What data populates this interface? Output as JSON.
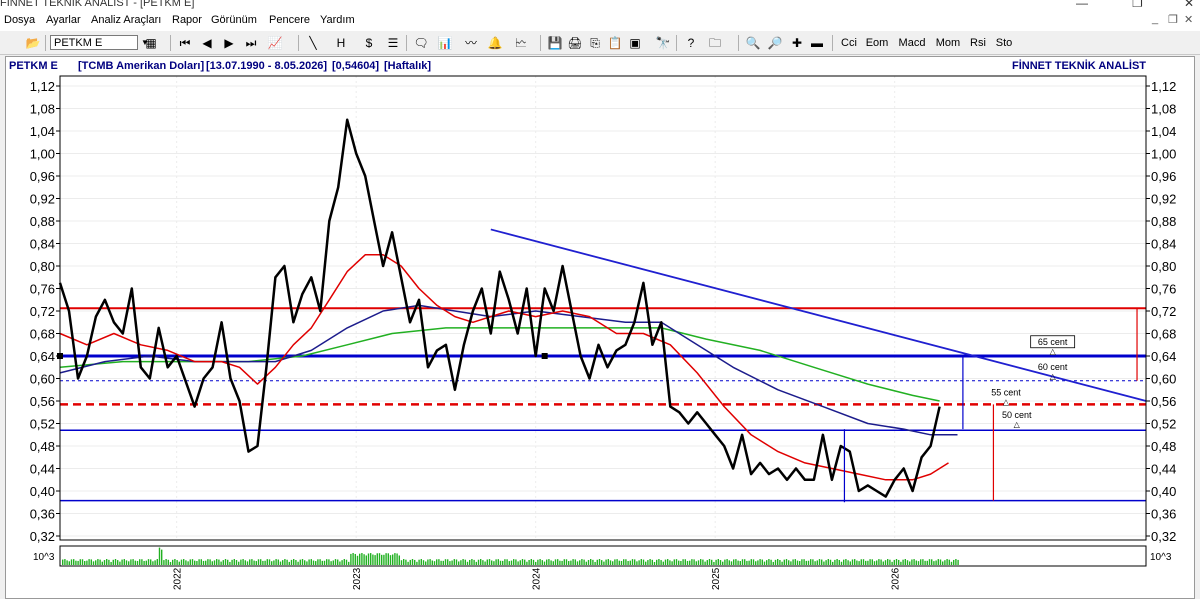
{
  "window": {
    "title": "FİNNET TEKNİK ANALİST - [PETKM E]",
    "controls": [
      "—",
      "❐",
      "✕"
    ],
    "mdi_controls": [
      "_",
      "❐",
      "✕"
    ]
  },
  "menu": [
    "Dosya",
    "Ayarlar",
    "Analiz Araçları",
    "Rapor",
    "Görünüm",
    "Pencere",
    "Yardım"
  ],
  "toolbar": {
    "symbol_value": "PETKM E",
    "indicators": [
      "Cci",
      "Eom",
      "Macd",
      "Mom",
      "Rsi",
      "Sto"
    ]
  },
  "chart_header": {
    "symbol": "PETKM E",
    "currency": "[TCMB Amerikan Doları]",
    "date_range": "[13.07.1990 - 8.05.2026]",
    "last_value": "[0,54604]",
    "period": "[Haftalık]",
    "brand": "FİNNET TEKNİK ANALİST"
  },
  "colors": {
    "price": "#000000",
    "ma_red": "#e00000",
    "ma_navy": "#1c1c8c",
    "ma_green": "#22b022",
    "hline_red": "#e00000",
    "hline_blue": "#0000cc",
    "trendline": "#2020d0",
    "volume": "#22b022"
  },
  "volume_label": "10^3",
  "chart_data": {
    "type": "line",
    "ylim": [
      0.32,
      1.12
    ],
    "y_ticks": [
      "1,12",
      "1,08",
      "1,04",
      "1,00",
      "0,96",
      "0,92",
      "0,88",
      "0,84",
      "0,80",
      "0,76",
      "0,72",
      "0,68",
      "0,64",
      "0,60",
      "0,56",
      "0,52",
      "0,48",
      "0,44",
      "0,40",
      "0,36",
      "0,32"
    ],
    "x_ticks": [
      {
        "label": "2022",
        "x": 2022.0
      },
      {
        "label": "2023",
        "x": 2023.0
      },
      {
        "label": "2024",
        "x": 2024.0
      },
      {
        "label": "2025",
        "x": 2025.0
      },
      {
        "label": "2026",
        "x": 2026.0
      }
    ],
    "xlim": [
      2021.35,
      2027.4
    ],
    "series": [
      {
        "key": "price",
        "points": [
          [
            2021.35,
            0.77
          ],
          [
            2021.4,
            0.72
          ],
          [
            2021.45,
            0.6
          ],
          [
            2021.5,
            0.64
          ],
          [
            2021.55,
            0.71
          ],
          [
            2021.6,
            0.74
          ],
          [
            2021.65,
            0.7
          ],
          [
            2021.7,
            0.68
          ],
          [
            2021.75,
            0.76
          ],
          [
            2021.8,
            0.62
          ],
          [
            2021.85,
            0.6
          ],
          [
            2021.9,
            0.69
          ],
          [
            2021.95,
            0.62
          ],
          [
            2022.0,
            0.64
          ],
          [
            2022.1,
            0.55
          ],
          [
            2022.15,
            0.6
          ],
          [
            2022.2,
            0.62
          ],
          [
            2022.25,
            0.7
          ],
          [
            2022.3,
            0.6
          ],
          [
            2022.35,
            0.56
          ],
          [
            2022.4,
            0.47
          ],
          [
            2022.45,
            0.48
          ],
          [
            2022.5,
            0.62
          ],
          [
            2022.55,
            0.78
          ],
          [
            2022.6,
            0.8
          ],
          [
            2022.65,
            0.7
          ],
          [
            2022.7,
            0.75
          ],
          [
            2022.75,
            0.78
          ],
          [
            2022.8,
            0.72
          ],
          [
            2022.85,
            0.88
          ],
          [
            2022.9,
            0.94
          ],
          [
            2022.95,
            1.06
          ],
          [
            2023.0,
            1.0
          ],
          [
            2023.05,
            0.96
          ],
          [
            2023.1,
            0.88
          ],
          [
            2023.15,
            0.8
          ],
          [
            2023.2,
            0.86
          ],
          [
            2023.25,
            0.78
          ],
          [
            2023.3,
            0.7
          ],
          [
            2023.35,
            0.74
          ],
          [
            2023.4,
            0.62
          ],
          [
            2023.45,
            0.65
          ],
          [
            2023.5,
            0.66
          ],
          [
            2023.55,
            0.58
          ],
          [
            2023.6,
            0.66
          ],
          [
            2023.65,
            0.72
          ],
          [
            2023.7,
            0.76
          ],
          [
            2023.75,
            0.68
          ],
          [
            2023.8,
            0.79
          ],
          [
            2023.85,
            0.74
          ],
          [
            2023.9,
            0.68
          ],
          [
            2023.95,
            0.76
          ],
          [
            2024.0,
            0.64
          ],
          [
            2024.05,
            0.76
          ],
          [
            2024.1,
            0.72
          ],
          [
            2024.15,
            0.8
          ],
          [
            2024.2,
            0.72
          ],
          [
            2024.25,
            0.64
          ],
          [
            2024.3,
            0.6
          ],
          [
            2024.35,
            0.66
          ],
          [
            2024.4,
            0.62
          ],
          [
            2024.45,
            0.65
          ],
          [
            2024.5,
            0.66
          ],
          [
            2024.55,
            0.7
          ],
          [
            2024.6,
            0.77
          ],
          [
            2024.65,
            0.66
          ],
          [
            2024.7,
            0.7
          ],
          [
            2024.75,
            0.55
          ],
          [
            2024.8,
            0.54
          ],
          [
            2024.85,
            0.52
          ],
          [
            2024.9,
            0.54
          ],
          [
            2024.95,
            0.52
          ],
          [
            2025.0,
            0.5
          ],
          [
            2025.05,
            0.48
          ],
          [
            2025.1,
            0.44
          ],
          [
            2025.15,
            0.5
          ],
          [
            2025.2,
            0.43
          ],
          [
            2025.25,
            0.45
          ],
          [
            2025.3,
            0.43
          ],
          [
            2025.35,
            0.44
          ],
          [
            2025.4,
            0.42
          ],
          [
            2025.45,
            0.44
          ],
          [
            2025.5,
            0.42
          ],
          [
            2025.55,
            0.42
          ],
          [
            2025.6,
            0.5
          ],
          [
            2025.65,
            0.42
          ],
          [
            2025.7,
            0.48
          ],
          [
            2025.75,
            0.47
          ],
          [
            2025.8,
            0.4
          ],
          [
            2025.85,
            0.41
          ],
          [
            2025.9,
            0.4
          ],
          [
            2025.95,
            0.39
          ],
          [
            2026.0,
            0.42
          ],
          [
            2026.05,
            0.44
          ],
          [
            2026.1,
            0.4
          ],
          [
            2026.15,
            0.46
          ],
          [
            2026.2,
            0.48
          ],
          [
            2026.25,
            0.55
          ]
        ]
      },
      {
        "key": "ma_red",
        "points": [
          [
            2021.35,
            0.68
          ],
          [
            2021.5,
            0.66
          ],
          [
            2021.65,
            0.68
          ],
          [
            2021.8,
            0.66
          ],
          [
            2021.95,
            0.65
          ],
          [
            2022.1,
            0.63
          ],
          [
            2022.25,
            0.63
          ],
          [
            2022.35,
            0.62
          ],
          [
            2022.45,
            0.59
          ],
          [
            2022.55,
            0.62
          ],
          [
            2022.65,
            0.66
          ],
          [
            2022.75,
            0.69
          ],
          [
            2022.85,
            0.74
          ],
          [
            2022.95,
            0.79
          ],
          [
            2023.05,
            0.82
          ],
          [
            2023.15,
            0.82
          ],
          [
            2023.25,
            0.8
          ],
          [
            2023.35,
            0.76
          ],
          [
            2023.45,
            0.73
          ],
          [
            2023.55,
            0.71
          ],
          [
            2023.65,
            0.7
          ],
          [
            2023.75,
            0.71
          ],
          [
            2023.85,
            0.72
          ],
          [
            2024.0,
            0.71
          ],
          [
            2024.15,
            0.72
          ],
          [
            2024.3,
            0.71
          ],
          [
            2024.45,
            0.68
          ],
          [
            2024.6,
            0.68
          ],
          [
            2024.75,
            0.66
          ],
          [
            2024.9,
            0.61
          ],
          [
            2025.05,
            0.55
          ],
          [
            2025.2,
            0.5
          ],
          [
            2025.35,
            0.47
          ],
          [
            2025.5,
            0.45
          ],
          [
            2025.65,
            0.44
          ],
          [
            2025.8,
            0.43
          ],
          [
            2025.95,
            0.42
          ],
          [
            2026.1,
            0.42
          ],
          [
            2026.2,
            0.43
          ],
          [
            2026.3,
            0.45
          ]
        ]
      },
      {
        "key": "ma_navy",
        "points": [
          [
            2021.35,
            0.61
          ],
          [
            2021.6,
            0.63
          ],
          [
            2021.85,
            0.64
          ],
          [
            2022.1,
            0.63
          ],
          [
            2022.35,
            0.63
          ],
          [
            2022.55,
            0.63
          ],
          [
            2022.75,
            0.65
          ],
          [
            2022.95,
            0.69
          ],
          [
            2023.15,
            0.72
          ],
          [
            2023.35,
            0.73
          ],
          [
            2023.55,
            0.72
          ],
          [
            2023.75,
            0.71
          ],
          [
            2024.0,
            0.72
          ],
          [
            2024.25,
            0.71
          ],
          [
            2024.5,
            0.7
          ],
          [
            2024.7,
            0.7
          ],
          [
            2024.9,
            0.66
          ],
          [
            2025.1,
            0.62
          ],
          [
            2025.35,
            0.58
          ],
          [
            2025.6,
            0.55
          ],
          [
            2025.85,
            0.52
          ],
          [
            2026.05,
            0.51
          ],
          [
            2026.2,
            0.5
          ],
          [
            2026.35,
            0.5
          ]
        ]
      },
      {
        "key": "ma_green",
        "points": [
          [
            2021.35,
            0.62
          ],
          [
            2021.7,
            0.63
          ],
          [
            2022.0,
            0.63
          ],
          [
            2022.4,
            0.63
          ],
          [
            2022.7,
            0.64
          ],
          [
            2022.95,
            0.66
          ],
          [
            2023.2,
            0.68
          ],
          [
            2023.5,
            0.69
          ],
          [
            2023.8,
            0.69
          ],
          [
            2024.1,
            0.69
          ],
          [
            2024.4,
            0.69
          ],
          [
            2024.7,
            0.69
          ],
          [
            2024.95,
            0.67
          ],
          [
            2025.25,
            0.65
          ],
          [
            2025.55,
            0.62
          ],
          [
            2025.85,
            0.59
          ],
          [
            2026.1,
            0.57
          ],
          [
            2026.25,
            0.56
          ]
        ]
      }
    ],
    "horizontal_lines": [
      {
        "y": 0.725,
        "color": "hline_red",
        "style": "solid",
        "width": 2
      },
      {
        "y": 0.64,
        "color": "hline_blue",
        "style": "solid",
        "width": 3
      },
      {
        "y": 0.596,
        "color": "hline_blue",
        "style": "dashed",
        "width": 1
      },
      {
        "y": 0.554,
        "color": "hline_red",
        "style": "dashed",
        "width": 2.5
      },
      {
        "y": 0.508,
        "color": "hline_blue",
        "style": "solid",
        "width": 1.5
      },
      {
        "y": 0.383,
        "color": "hline_blue",
        "style": "solid",
        "width": 1.5
      }
    ],
    "trendline": {
      "from": [
        2023.75,
        0.865
      ],
      "to": [
        2027.4,
        0.56
      ]
    },
    "annotations": [
      {
        "label": "65 cent",
        "x": 2026.88,
        "y": 0.66
      },
      {
        "label": "60 cent",
        "x": 2026.88,
        "y": 0.615
      },
      {
        "label": "55 cent",
        "x": 2026.62,
        "y": 0.57
      },
      {
        "label": "50 cent",
        "x": 2026.68,
        "y": 0.53
      }
    ]
  }
}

_Set task_: Count how many lines above include the word "cent" and answer with that figure only.

_Worked answer_: 4